SHORT PROBLEM
Reproduce the data below in full and exclude every picture.

DATA SHOWN

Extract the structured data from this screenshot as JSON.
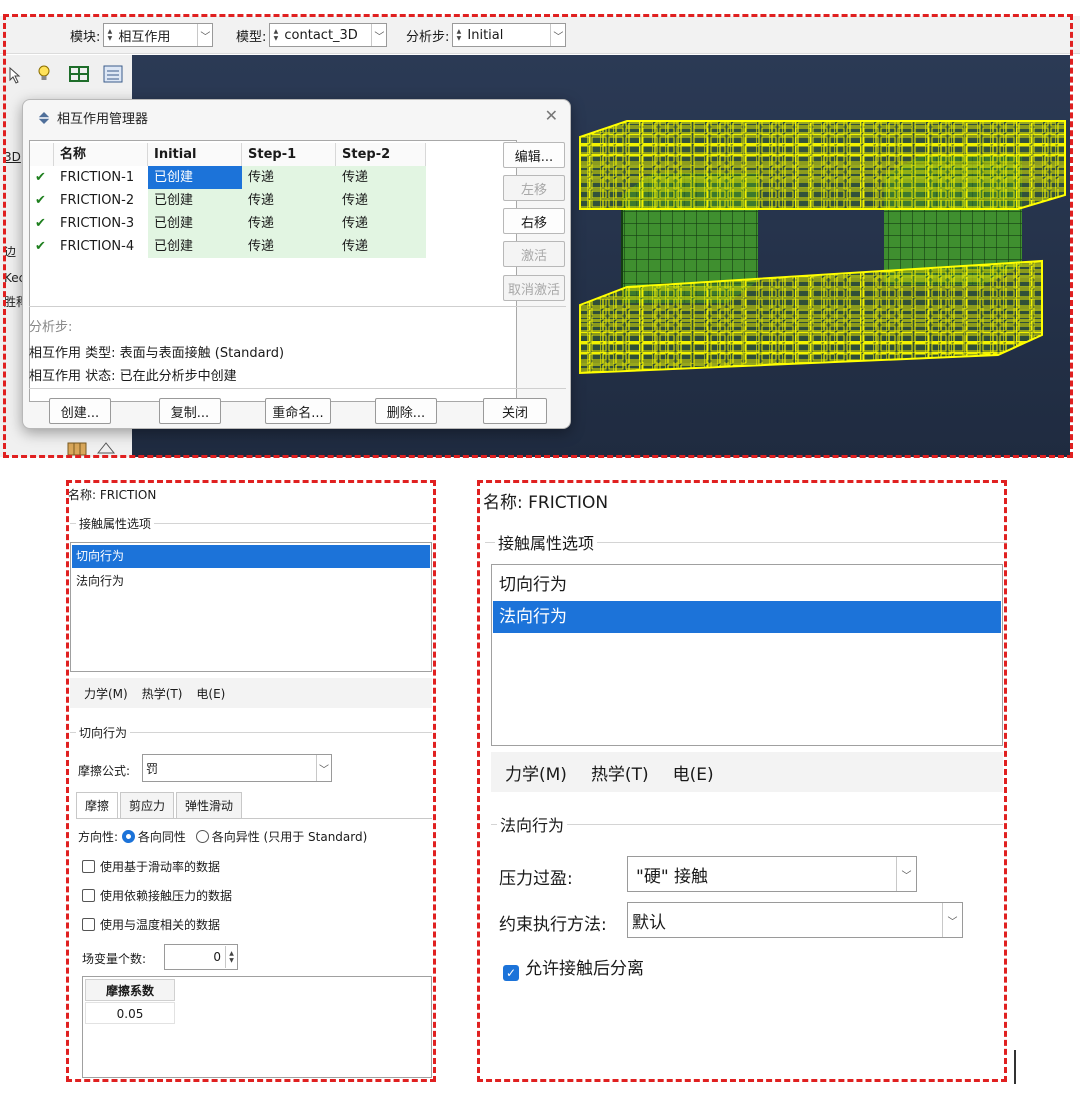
{
  "toolbar": {
    "module_label": "模块:",
    "module_value": "相互作用",
    "model_label": "模型:",
    "model_value": "contact_3D",
    "step_label": "分析步:",
    "step_value": "Initial"
  },
  "left_fragments": [
    "3D",
    "边",
    "Kec",
    "胜稈"
  ],
  "dialog": {
    "title": "相互作用管理器",
    "columns": [
      "名称",
      "Initial",
      "Step-1",
      "Step-2"
    ],
    "rows": [
      {
        "name": "FRICTION-1",
        "initial": "已创建",
        "step1": "传递",
        "step2": "传递"
      },
      {
        "name": "FRICTION-2",
        "initial": "已创建",
        "step1": "传递",
        "step2": "传递"
      },
      {
        "name": "FRICTION-3",
        "initial": "已创建",
        "step1": "传递",
        "step2": "传递"
      },
      {
        "name": "FRICTION-4",
        "initial": "已创建",
        "step1": "传递",
        "step2": "传递"
      }
    ],
    "side_buttons": {
      "edit": "编辑...",
      "move_left": "左移",
      "move_right": "右移",
      "activate": "激活",
      "deactivate": "取消激活"
    },
    "step_info": "分析步:",
    "type_info": "相互作用 类型: 表面与表面接触 (Standard)",
    "status_info": "相互作用 状态: 已在此分析步中创建",
    "bottom_buttons": {
      "create": "创建...",
      "copy": "复制...",
      "rename": "重命名...",
      "delete": "删除...",
      "close": "关闭"
    }
  },
  "left_panel": {
    "name_label": "名称:",
    "name_value": "FRICTION",
    "options_title": "接触属性选项",
    "options": [
      "切向行为",
      "法向行为"
    ],
    "selected_option": "切向行为",
    "menus": [
      "力学(M)",
      "热学(T)",
      "电(E)"
    ],
    "section_title": "切向行为",
    "friction_formula_label": "摩擦公式:",
    "friction_formula_value": "罚",
    "tabs": [
      "摩擦",
      "剪应力",
      "弹性滑动"
    ],
    "direction_label": "方向性:",
    "isotropic": "各向同性",
    "anisotropic": "各向异性 (只用于 Standard)",
    "checkboxes": [
      "使用基于滑动率的数据",
      "使用依赖接触压力的数据",
      "使用与温度相关的数据"
    ],
    "field_var_label": "场变量个数:",
    "field_var_value": "0",
    "table_header": "摩擦系数",
    "table_value": "0.05"
  },
  "right_panel": {
    "name_label": "名称:",
    "name_value": "FRICTION",
    "options_title": "接触属性选项",
    "options": [
      "切向行为",
      "法向行为"
    ],
    "selected_option": "法向行为",
    "menus": [
      "力学(M)",
      "热学(T)",
      "电(E)"
    ],
    "section_title": "法向行为",
    "pressure_label": "压力过盈:",
    "pressure_value": "\"硬\" 接触",
    "constraint_label": "约束执行方法:",
    "constraint_value": "默认",
    "allow_separation": "允许接触后分离"
  },
  "colors": {
    "accent": "#1c73d9",
    "mesh_green": "#3f8f2f",
    "mesh_yellow": "#ffff00",
    "viewport_bg": "#243048",
    "dash_red": "#e02020"
  }
}
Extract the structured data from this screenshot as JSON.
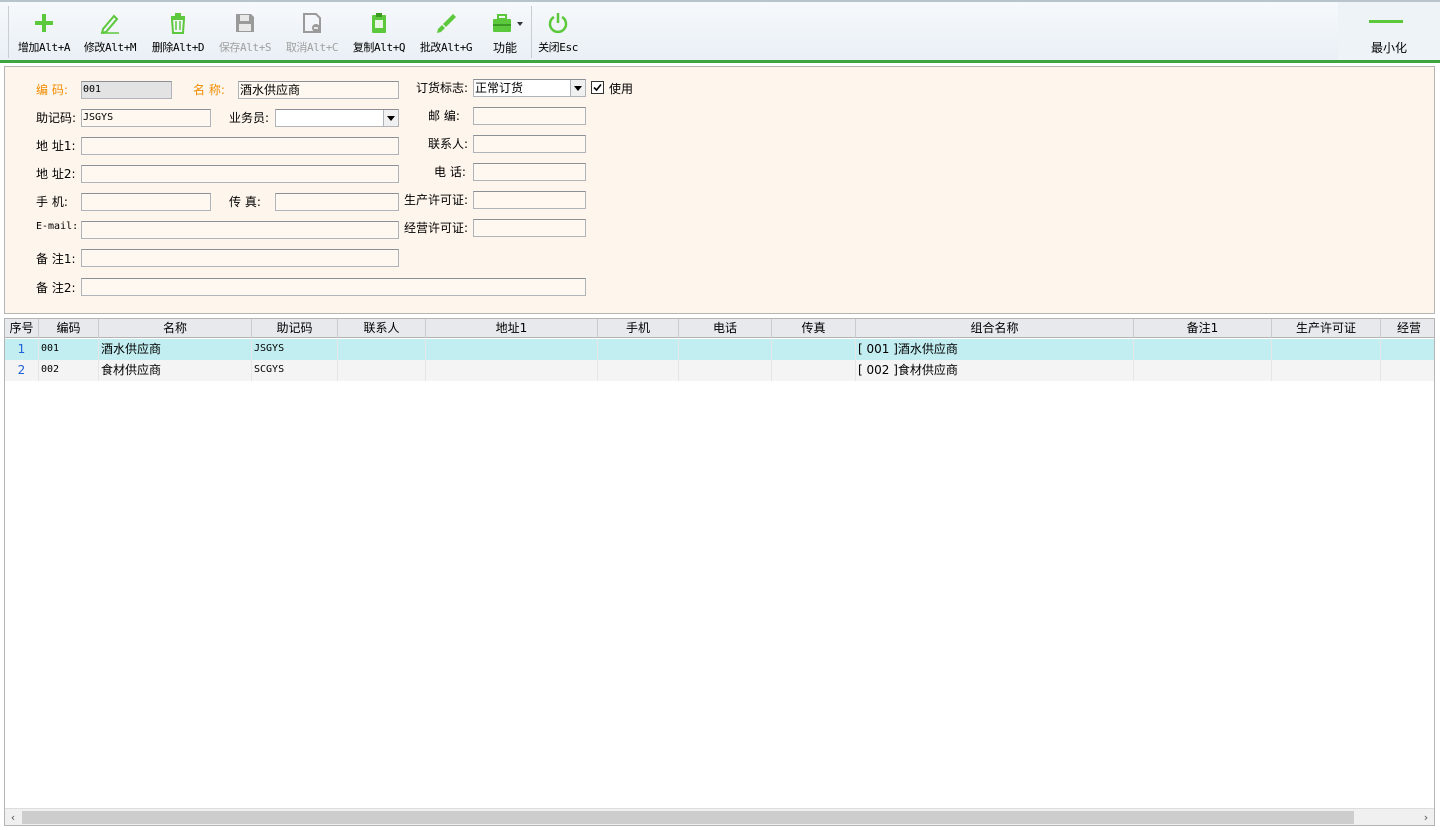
{
  "toolbar": {
    "add": "增加Alt+A",
    "edit": "修改Alt+M",
    "delete": "删除Alt+D",
    "save": "保存Alt+S",
    "cancel": "取消Alt+C",
    "copy": "复制Alt+Q",
    "batch_edit": "批改Alt+G",
    "function": "功能",
    "close": "关闭Esc",
    "minimize": "最小化",
    "accent_color": "#5cc83c"
  },
  "form": {
    "code_label": "编  码:",
    "code_value": "001",
    "name_label": "名  称:",
    "name_value": "酒水供应商",
    "order_flag_label": "订货标志:",
    "order_flag_value": "正常订货",
    "use_label": "使用",
    "use_checked": true,
    "mnemonic_label": "助记码:",
    "mnemonic_value": "JSGYS",
    "salesman_label": "业务员:",
    "salesman_value": "",
    "postcode_label": "邮  编:",
    "postcode_value": "",
    "address1_label": "地 址1:",
    "address1_value": "",
    "contact_label": "联系人:",
    "contact_value": "",
    "address2_label": "地 址2:",
    "address2_value": "",
    "phone_label": "电  话:",
    "phone_value": "",
    "mobile_label": "手  机:",
    "mobile_value": "",
    "fax_label": "传  真:",
    "fax_value": "",
    "prod_license_label": "生产许可证:",
    "prod_license_value": "",
    "email_label": "E-mail:",
    "email_value": "",
    "biz_license_label": "经营许可证:",
    "biz_license_value": "",
    "note1_label": "备 注1:",
    "note1_value": "",
    "note2_label": "备 注2:",
    "note2_value": ""
  },
  "grid": {
    "columns": [
      "序号",
      "编码",
      "名称",
      "助记码",
      "联系人",
      "地址1",
      "手机",
      "电话",
      "传真",
      "组合名称",
      "备注1",
      "生产许可证",
      "经营"
    ],
    "rows": [
      {
        "idx": "1",
        "code": "001",
        "name": "酒水供应商",
        "mnemonic": "JSGYS",
        "contact": "",
        "addr1": "",
        "mobile": "",
        "phone": "",
        "fax": "",
        "combo": "[ 001 ]酒水供应商",
        "note1": "",
        "license": "",
        "biz": ""
      },
      {
        "idx": "2",
        "code": "002",
        "name": "食材供应商",
        "mnemonic": "SCGYS",
        "contact": "",
        "addr1": "",
        "mobile": "",
        "phone": "",
        "fax": "",
        "combo": "[ 002 ]食材供应商",
        "note1": "",
        "license": "",
        "biz": ""
      }
    ]
  }
}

TASK SOLUTION
Extract the structured data from this screenshot as JSON.
{
  "toolbar": {
    "module_label": "模块:",
    "module_value": "相互作用",
    "model_label": "模型:",
    "model_value": "contact_3D",
    "step_label": "分析步:",
    "step_value": "Initial"
  },
  "left_fragments": [
    "3D",
    "边",
    "Kec",
    "胜稈"
  ],
  "dialog": {
    "title": "相互作用管理器",
    "columns": [
      "名称",
      "Initial",
      "Step-1",
      "Step-2"
    ],
    "rows": [
      {
        "name": "FRICTION-1",
        "initial": "已创建",
        "step1": "传递",
        "step2": "传递"
      },
      {
        "name": "FRICTION-2",
        "initial": "已创建",
        "step1": "传递",
        "step2": "传递"
      },
      {
        "name": "FRICTION-3",
        "initial": "已创建",
        "step1": "传递",
        "step2": "传递"
      },
      {
        "name": "FRICTION-4",
        "initial": "已创建",
        "step1": "传递",
        "step2": "传递"
      }
    ],
    "side_buttons": {
      "edit": "编辑...",
      "move_left": "左移",
      "move_right": "右移",
      "activate": "激活",
      "deactivate": "取消激活"
    },
    "step_info": "分析步:",
    "type_info": "相互作用 类型: 表面与表面接触 (Standard)",
    "status_info": "相互作用 状态: 已在此分析步中创建",
    "bottom_buttons": {
      "create": "创建...",
      "copy": "复制...",
      "rename": "重命名...",
      "delete": "删除...",
      "close": "关闭"
    }
  },
  "left_panel": {
    "name_label": "名称:",
    "name_value": "FRICTION",
    "options_title": "接触属性选项",
    "options": [
      "切向行为",
      "法向行为"
    ],
    "selected_option": "切向行为",
    "menus": [
      "力学(M)",
      "热学(T)",
      "电(E)"
    ],
    "section_title": "切向行为",
    "friction_formula_label": "摩擦公式:",
    "friction_formula_value": "罚",
    "tabs": [
      "摩擦",
      "剪应力",
      "弹性滑动"
    ],
    "direction_label": "方向性:",
    "isotropic": "各向同性",
    "anisotropic": "各向异性 (只用于 Standard)",
    "checkboxes": [
      "使用基于滑动率的数据",
      "使用依赖接触压力的数据",
      "使用与温度相关的数据"
    ],
    "field_var_label": "场变量个数:",
    "field_var_value": "0",
    "table_header": "摩擦系数",
    "table_value": "0.05"
  },
  "right_panel": {
    "name_label": "名称:",
    "name_value": "FRICTION",
    "options_title": "接触属性选项",
    "options": [
      "切向行为",
      "法向行为"
    ],
    "selected_option": "法向行为",
    "menus": [
      "力学(M)",
      "热学(T)",
      "电(E)"
    ],
    "section_title": "法向行为",
    "pressure_label": "压力过盈:",
    "pressure_value": "\"硬\" 接触",
    "constraint_label": "约束执行方法:",
    "constraint_value": "默认",
    "allow_separation": "允许接触后分离"
  },
  "colors": {
    "accent": "#1c73d9",
    "mesh_green": "#3f8f2f",
    "mesh_yellow": "#ffff00",
    "viewport_bg": "#243048",
    "dash_red": "#e02020"
  }
}
Extract the structured data from this screenshot as JSON.
{
  "toolbar": {
    "add": "增加Alt+A",
    "edit": "修改Alt+M",
    "delete": "删除Alt+D",
    "save": "保存Alt+S",
    "cancel": "取消Alt+C",
    "copy": "复制Alt+Q",
    "batch_edit": "批改Alt+G",
    "function": "功能",
    "close": "关闭Esc",
    "minimize": "最小化",
    "accent_color": "#5cc83c"
  },
  "form": {
    "code_label": "编  码:",
    "code_value": "001",
    "name_label": "名  称:",
    "name_value": "酒水供应商",
    "order_flag_label": "订货标志:",
    "order_flag_value": "正常订货",
    "use_label": "使用",
    "use_checked": true,
    "mnemonic_label": "助记码:",
    "mnemonic_value": "JSGYS",
    "salesman_label": "业务员:",
    "salesman_value": "",
    "postcode_label": "邮  编:",
    "postcode_value": "",
    "address1_label": "地 址1:",
    "address1_value": "",
    "contact_label": "联系人:",
    "contact_value": "",
    "address2_label": "地 址2:",
    "address2_value": "",
    "phone_label": "电  话:",
    "phone_value": "",
    "mobile_label": "手  机:",
    "mobile_value": "",
    "fax_label": "传  真:",
    "fax_value": "",
    "prod_license_label": "生产许可证:",
    "prod_license_value": "",
    "email_label": "E-mail:",
    "email_value": "",
    "biz_license_label": "经营许可证:",
    "biz_license_value": "",
    "note1_label": "备 注1:",
    "note1_value": "",
    "note2_label": "备 注2:",
    "note2_value": ""
  },
  "grid": {
    "columns": [
      "序号",
      "编码",
      "名称",
      "助记码",
      "联系人",
      "地址1",
      "手机",
      "电话",
      "传真",
      "组合名称",
      "备注1",
      "生产许可证",
      "经营"
    ],
    "rows": [
      {
        "idx": "1",
        "code": "001",
        "name": "酒水供应商",
        "mnemonic": "JSGYS",
        "contact": "",
        "addr1": "",
        "mobile": "",
        "phone": "",
        "fax": "",
        "combo": "[ 001 ]酒水供应商",
        "note1": "",
        "license": "",
        "biz": ""
      },
      {
        "idx": "2",
        "code": "002",
        "name": "食材供应商",
        "mnemonic": "SCGYS",
        "contact": "",
        "addr1": "",
        "mobile": "",
        "phone": "",
        "fax": "",
        "combo": "[ 002 ]食材供应商",
        "note1": "",
        "license": "",
        "biz": ""
      }
    ]
  }
}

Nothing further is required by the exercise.